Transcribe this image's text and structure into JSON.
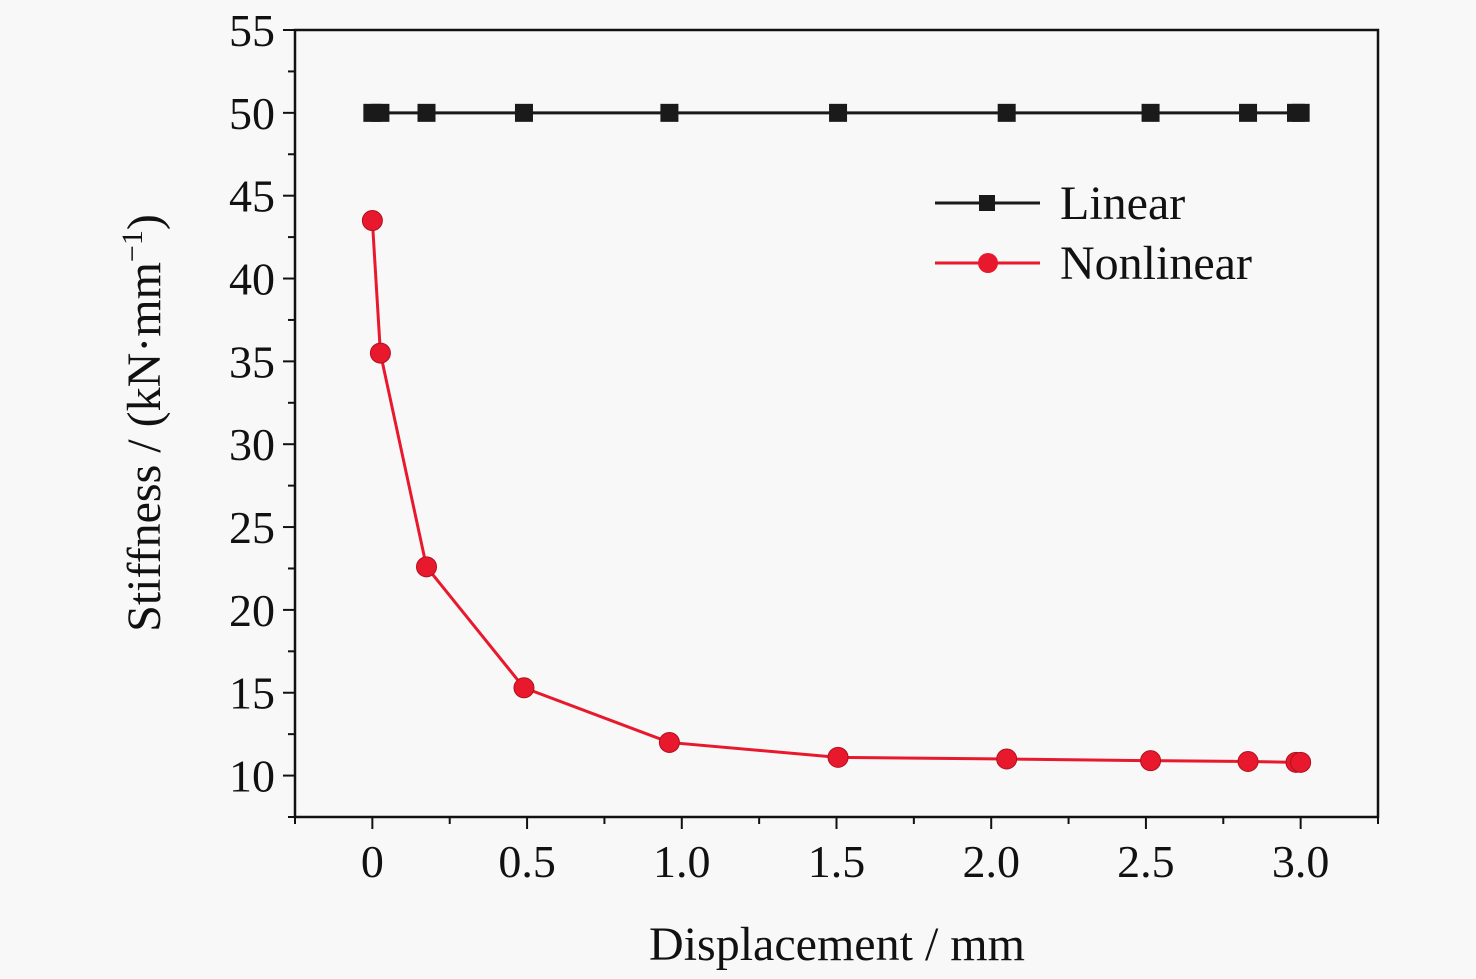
{
  "chart_data": {
    "type": "line",
    "xlabel": "Displacement / mm",
    "ylabel": "Stiffness / (kN·mm",
    "ylabel_superscript": "−1",
    "ylabel_close": ")",
    "xlim": [
      -0.25,
      3.25
    ],
    "ylim": [
      7.5,
      55
    ],
    "xticks": [
      0,
      0.5,
      1.0,
      1.5,
      2.0,
      2.5,
      3.0
    ],
    "xtick_labels": [
      "0",
      "0.5",
      "1.0",
      "1.5",
      "2.0",
      "2.5",
      "3.0"
    ],
    "yticks": [
      10,
      15,
      20,
      25,
      30,
      35,
      40,
      45,
      50,
      55
    ],
    "ytick_labels": [
      "10",
      "15",
      "20",
      "25",
      "30",
      "35",
      "40",
      "45",
      "50",
      "55"
    ],
    "grid": false,
    "legend_position": "top-right",
    "x": [
      0,
      0.026,
      0.175,
      0.49,
      0.96,
      1.505,
      2.05,
      2.515,
      2.83,
      2.985,
      3.0
    ],
    "series": [
      {
        "name": "Linear",
        "color": "#1a1a1a",
        "marker": "square",
        "values": [
          50,
          50,
          50,
          50,
          50,
          50,
          50,
          50,
          50,
          50,
          50
        ]
      },
      {
        "name": "Nonlinear",
        "color": "#e8192c",
        "marker": "circle",
        "values": [
          43.5,
          35.5,
          22.6,
          15.3,
          12.0,
          11.1,
          11.0,
          10.9,
          10.85,
          10.8,
          10.8
        ]
      }
    ]
  }
}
━━━━━━━━━━━━━━━━
### JOB
Every line is to be duplicated exactly, though pictures stay out.

### ANSWER TO THIS TASK
Transcribe this image's text and structure into JSON.
{
  "chart_data": {
    "type": "line",
    "xlabel": "Displacement / mm",
    "ylabel": "Stiffness / (kN·mm",
    "ylabel_superscript": "−1",
    "ylabel_close": ")",
    "xlim": [
      -0.25,
      3.25
    ],
    "ylim": [
      7.5,
      55
    ],
    "xticks": [
      0,
      0.5,
      1.0,
      1.5,
      2.0,
      2.5,
      3.0
    ],
    "xtick_labels": [
      "0",
      "0.5",
      "1.0",
      "1.5",
      "2.0",
      "2.5",
      "3.0"
    ],
    "yticks": [
      10,
      15,
      20,
      25,
      30,
      35,
      40,
      45,
      50,
      55
    ],
    "ytick_labels": [
      "10",
      "15",
      "20",
      "25",
      "30",
      "35",
      "40",
      "45",
      "50",
      "55"
    ],
    "grid": false,
    "legend_position": "top-right",
    "x": [
      0,
      0.026,
      0.175,
      0.49,
      0.96,
      1.505,
      2.05,
      2.515,
      2.83,
      2.985,
      3.0
    ],
    "series": [
      {
        "name": "Linear",
        "color": "#1a1a1a",
        "marker": "square",
        "values": [
          50,
          50,
          50,
          50,
          50,
          50,
          50,
          50,
          50,
          50,
          50
        ]
      },
      {
        "name": "Nonlinear",
        "color": "#e8192c",
        "marker": "circle",
        "values": [
          43.5,
          35.5,
          22.6,
          15.3,
          12.0,
          11.1,
          11.0,
          10.9,
          10.85,
          10.8,
          10.8
        ]
      }
    ]
  }
}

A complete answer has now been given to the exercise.